Requirements
Rewrite the lines below with every "y-tick-label" changed to "y-axis-label", leaving everything else as it is.

#### Records shown ####

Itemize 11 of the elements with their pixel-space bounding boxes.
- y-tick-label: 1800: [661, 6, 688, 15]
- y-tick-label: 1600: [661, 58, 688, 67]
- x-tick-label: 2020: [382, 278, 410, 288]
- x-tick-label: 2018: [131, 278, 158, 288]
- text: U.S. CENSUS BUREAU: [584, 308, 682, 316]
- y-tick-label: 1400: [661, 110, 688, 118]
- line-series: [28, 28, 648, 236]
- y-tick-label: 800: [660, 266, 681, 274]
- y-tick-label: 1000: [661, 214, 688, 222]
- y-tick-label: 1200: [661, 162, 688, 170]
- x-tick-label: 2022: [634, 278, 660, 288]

####

Reply to the exercise
Itemize 11 of the elements with their pixel-space bounding boxes.
- y-axis-label: 1800: [661, 6, 688, 15]
- y-axis-label: 1600: [661, 58, 688, 67]
- x-tick-label: 2020: [382, 278, 410, 288]
- x-tick-label: 2018: [131, 278, 158, 288]
- text: U.S. CENSUS BUREAU: [584, 308, 682, 316]
- y-axis-label: 1400: [661, 110, 688, 118]
- line-series: [28, 28, 648, 236]
- y-axis-label: 800: [660, 266, 681, 274]
- y-axis-label: 1000: [661, 214, 688, 222]
- y-axis-label: 1200: [661, 162, 688, 170]
- x-tick-label: 2022: [634, 278, 660, 288]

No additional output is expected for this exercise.